### DIRECTION:
What do the lines from the one containing "Decode this image" through the end of the entries say? Quote them exactly, and only them.

# Start of INPUT FOR THIS TASK

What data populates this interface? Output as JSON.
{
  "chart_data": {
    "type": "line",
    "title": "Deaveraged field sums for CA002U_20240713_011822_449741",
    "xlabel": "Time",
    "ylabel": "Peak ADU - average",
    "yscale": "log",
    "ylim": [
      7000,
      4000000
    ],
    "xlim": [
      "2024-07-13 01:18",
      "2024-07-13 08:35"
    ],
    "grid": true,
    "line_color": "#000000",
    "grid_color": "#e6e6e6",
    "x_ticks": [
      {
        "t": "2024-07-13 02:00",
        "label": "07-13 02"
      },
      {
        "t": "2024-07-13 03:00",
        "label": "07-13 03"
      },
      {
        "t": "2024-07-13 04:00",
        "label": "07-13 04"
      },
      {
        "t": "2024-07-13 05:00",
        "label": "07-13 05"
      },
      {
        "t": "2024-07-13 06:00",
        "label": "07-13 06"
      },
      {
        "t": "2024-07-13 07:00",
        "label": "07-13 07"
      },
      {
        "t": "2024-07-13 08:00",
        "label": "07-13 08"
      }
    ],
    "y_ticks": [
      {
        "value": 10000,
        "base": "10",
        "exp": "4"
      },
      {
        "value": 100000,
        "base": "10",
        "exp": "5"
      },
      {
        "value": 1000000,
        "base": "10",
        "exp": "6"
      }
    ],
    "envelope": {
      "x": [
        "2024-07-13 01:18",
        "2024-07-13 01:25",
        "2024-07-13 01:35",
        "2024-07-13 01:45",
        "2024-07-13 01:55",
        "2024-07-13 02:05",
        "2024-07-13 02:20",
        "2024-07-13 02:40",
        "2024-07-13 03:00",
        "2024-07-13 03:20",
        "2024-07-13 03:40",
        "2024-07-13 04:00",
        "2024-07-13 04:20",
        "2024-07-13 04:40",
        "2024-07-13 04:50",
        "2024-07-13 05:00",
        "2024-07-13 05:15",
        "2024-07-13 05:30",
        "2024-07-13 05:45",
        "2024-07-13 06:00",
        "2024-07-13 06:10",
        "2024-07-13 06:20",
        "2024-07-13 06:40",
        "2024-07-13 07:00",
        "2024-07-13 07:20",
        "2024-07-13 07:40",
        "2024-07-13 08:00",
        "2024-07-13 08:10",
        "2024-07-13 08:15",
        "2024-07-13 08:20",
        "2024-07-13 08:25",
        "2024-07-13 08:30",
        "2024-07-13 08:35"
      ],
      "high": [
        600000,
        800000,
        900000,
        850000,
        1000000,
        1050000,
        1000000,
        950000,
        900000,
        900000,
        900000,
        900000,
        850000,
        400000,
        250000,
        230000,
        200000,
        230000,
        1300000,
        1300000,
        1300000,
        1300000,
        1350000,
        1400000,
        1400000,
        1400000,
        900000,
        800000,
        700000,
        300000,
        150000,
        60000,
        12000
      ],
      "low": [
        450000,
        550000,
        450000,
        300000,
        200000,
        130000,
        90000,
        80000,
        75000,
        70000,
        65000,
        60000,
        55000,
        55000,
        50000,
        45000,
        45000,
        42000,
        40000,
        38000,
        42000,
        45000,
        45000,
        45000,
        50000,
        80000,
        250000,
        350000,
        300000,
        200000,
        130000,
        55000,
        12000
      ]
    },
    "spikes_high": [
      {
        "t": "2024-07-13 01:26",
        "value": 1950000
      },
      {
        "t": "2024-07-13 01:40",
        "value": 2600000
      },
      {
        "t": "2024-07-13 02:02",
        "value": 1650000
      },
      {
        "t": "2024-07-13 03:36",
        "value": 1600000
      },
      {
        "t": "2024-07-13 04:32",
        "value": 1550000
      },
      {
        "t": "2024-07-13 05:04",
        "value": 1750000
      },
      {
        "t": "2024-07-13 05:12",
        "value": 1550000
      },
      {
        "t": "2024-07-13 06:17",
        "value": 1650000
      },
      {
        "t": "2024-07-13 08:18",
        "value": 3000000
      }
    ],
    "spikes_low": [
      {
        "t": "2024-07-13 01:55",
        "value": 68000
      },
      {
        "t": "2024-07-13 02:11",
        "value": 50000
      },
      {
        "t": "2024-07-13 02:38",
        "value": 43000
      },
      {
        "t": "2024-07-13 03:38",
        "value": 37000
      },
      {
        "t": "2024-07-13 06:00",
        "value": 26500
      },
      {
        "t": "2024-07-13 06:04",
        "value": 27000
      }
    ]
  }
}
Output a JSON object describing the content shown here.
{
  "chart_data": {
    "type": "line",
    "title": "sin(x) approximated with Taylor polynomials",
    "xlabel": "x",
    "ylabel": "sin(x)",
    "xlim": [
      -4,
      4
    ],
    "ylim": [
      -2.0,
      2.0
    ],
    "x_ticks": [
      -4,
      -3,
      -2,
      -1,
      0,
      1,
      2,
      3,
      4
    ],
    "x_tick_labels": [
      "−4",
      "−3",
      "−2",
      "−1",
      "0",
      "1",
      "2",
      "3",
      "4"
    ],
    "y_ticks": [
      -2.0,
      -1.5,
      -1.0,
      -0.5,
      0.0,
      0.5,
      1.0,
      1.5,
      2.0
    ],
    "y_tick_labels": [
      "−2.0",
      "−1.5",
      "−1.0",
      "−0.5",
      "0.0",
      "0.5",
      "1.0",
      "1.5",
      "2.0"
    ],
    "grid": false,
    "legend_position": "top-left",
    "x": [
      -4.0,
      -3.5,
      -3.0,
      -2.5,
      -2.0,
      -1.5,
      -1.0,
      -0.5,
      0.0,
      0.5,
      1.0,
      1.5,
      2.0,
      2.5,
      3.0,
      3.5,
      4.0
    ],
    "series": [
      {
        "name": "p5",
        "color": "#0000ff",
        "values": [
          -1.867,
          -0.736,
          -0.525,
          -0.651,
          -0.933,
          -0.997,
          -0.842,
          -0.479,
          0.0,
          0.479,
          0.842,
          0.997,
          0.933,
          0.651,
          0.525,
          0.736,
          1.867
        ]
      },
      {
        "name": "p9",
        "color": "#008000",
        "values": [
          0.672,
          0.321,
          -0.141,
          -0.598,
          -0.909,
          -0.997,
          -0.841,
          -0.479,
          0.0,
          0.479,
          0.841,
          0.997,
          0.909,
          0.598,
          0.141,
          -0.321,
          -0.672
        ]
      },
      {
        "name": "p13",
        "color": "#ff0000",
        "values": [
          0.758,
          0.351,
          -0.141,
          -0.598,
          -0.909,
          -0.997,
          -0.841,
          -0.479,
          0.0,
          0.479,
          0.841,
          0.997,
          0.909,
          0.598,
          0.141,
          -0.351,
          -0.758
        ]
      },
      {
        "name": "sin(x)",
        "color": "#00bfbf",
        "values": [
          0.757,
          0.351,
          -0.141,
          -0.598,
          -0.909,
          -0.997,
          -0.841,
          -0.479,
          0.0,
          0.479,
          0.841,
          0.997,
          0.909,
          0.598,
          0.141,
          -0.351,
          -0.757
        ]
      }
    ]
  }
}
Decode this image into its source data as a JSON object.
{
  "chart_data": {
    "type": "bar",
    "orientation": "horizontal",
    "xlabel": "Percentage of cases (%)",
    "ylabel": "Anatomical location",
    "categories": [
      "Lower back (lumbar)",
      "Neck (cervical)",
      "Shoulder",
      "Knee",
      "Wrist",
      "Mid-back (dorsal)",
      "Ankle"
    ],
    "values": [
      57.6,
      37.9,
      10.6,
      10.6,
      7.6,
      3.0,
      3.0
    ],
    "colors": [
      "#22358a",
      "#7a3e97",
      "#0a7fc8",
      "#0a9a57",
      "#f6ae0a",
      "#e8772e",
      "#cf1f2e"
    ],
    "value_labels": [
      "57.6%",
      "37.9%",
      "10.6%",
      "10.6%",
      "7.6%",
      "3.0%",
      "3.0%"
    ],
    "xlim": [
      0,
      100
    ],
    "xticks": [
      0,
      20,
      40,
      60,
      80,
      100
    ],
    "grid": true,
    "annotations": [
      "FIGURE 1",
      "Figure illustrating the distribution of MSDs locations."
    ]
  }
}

# End of INPUT FOR THIS TASK

### FINAL RESULT:
Decode this image into its source data as a JSON object.
{
  "chart_data": {
    "type": "bar",
    "orientation": "horizontal",
    "xlabel": "Percentage of cases (%)",
    "ylabel": "Anatomical location",
    "categories": [
      "Lower back (lumbar)",
      "Neck (cervical)",
      "Shoulder",
      "Knee",
      "Wrist",
      "Mid-back (dorsal)",
      "Ankle"
    ],
    "values": [
      57.6,
      37.9,
      10.6,
      10.6,
      7.6,
      3.0,
      3.0
    ],
    "colors": [
      "#22358a",
      "#7a3e97",
      "#0a7fc8",
      "#0a9a57",
      "#f6ae0a",
      "#e8772e",
      "#cf1f2e"
    ],
    "value_labels": [
      "57.6%",
      "37.9%",
      "10.6%",
      "10.6%",
      "7.6%",
      "3.0%",
      "3.0%"
    ],
    "xlim": [
      0,
      100
    ],
    "xticks": [
      0,
      20,
      40,
      60,
      80,
      100
    ],
    "grid": true,
    "annotations": [
      "FIGURE 1",
      "Figure illustrating the distribution of MSDs locations."
    ]
  }
}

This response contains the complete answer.